Figure contents as structured data
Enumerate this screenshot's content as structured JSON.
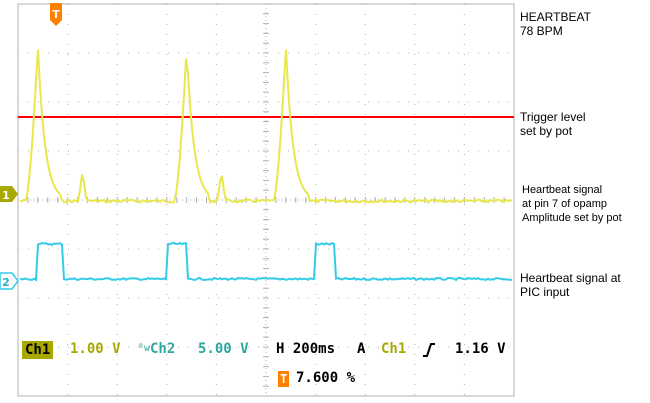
{
  "colors": {
    "background": "#ffffff",
    "grid": "#b0b0b0",
    "ch1": "#e8e84c",
    "ch1_label_bg": "#a8a800",
    "ch2": "#33cce8",
    "trigger_line": "#ff0000",
    "trigger_marker": "#ff7f00"
  },
  "scope": {
    "trigger_marker_label": "T",
    "ch1_marker_label": "1",
    "ch2_marker_label": "2"
  },
  "annotations": {
    "heartbeat": "HEARTBEAT\n78 BPM",
    "trigger": "Trigger level\nset by pot",
    "ch1_signal": "Heartbeat signal\nat pin 7 of opamp\nAmplitude set by pot",
    "ch2_signal": "Heartbeat signal at\nPIC input"
  },
  "status": {
    "ch1_label": "Ch1",
    "ch1_scale": "1.00 V",
    "bw_symbol": "ᴮw",
    "ch2_label": "Ch2",
    "ch2_scale": "5.00 V",
    "horizontal": "H 200ms",
    "trigger_mode": "A",
    "trigger_source": "Ch1",
    "trigger_slope_icon": "rising-edge",
    "trigger_level": "1.16 V",
    "trigger_position_label": "T",
    "trigger_position": "7.600 %"
  },
  "waveforms": {
    "ch1_baseline_level": 0,
    "ch1_peak_level": 1.0,
    "ch1_peak_times_div": [
      0.4,
      3.4,
      5.4
    ],
    "ch1_secondary_bump_times_div": [
      1.3,
      4.1
    ],
    "ch2_low_level": 0,
    "ch2_high_level": 1,
    "ch2_pulses_div": [
      [
        0.4,
        0.9
      ],
      [
        3.0,
        3.4
      ],
      [
        6.0,
        6.4
      ]
    ]
  }
}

▶ [GOAL OF THE EXERCISE] All lines above containing the string "signal" are to be collected.

▶ [THE COMPLETED TASK]
    "ch1_signal": "Heartbeat signal\nat pin 7 of opamp\nAmplitude set by pot",
    "ch2_signal": "Heartbeat signal at\nPIC input"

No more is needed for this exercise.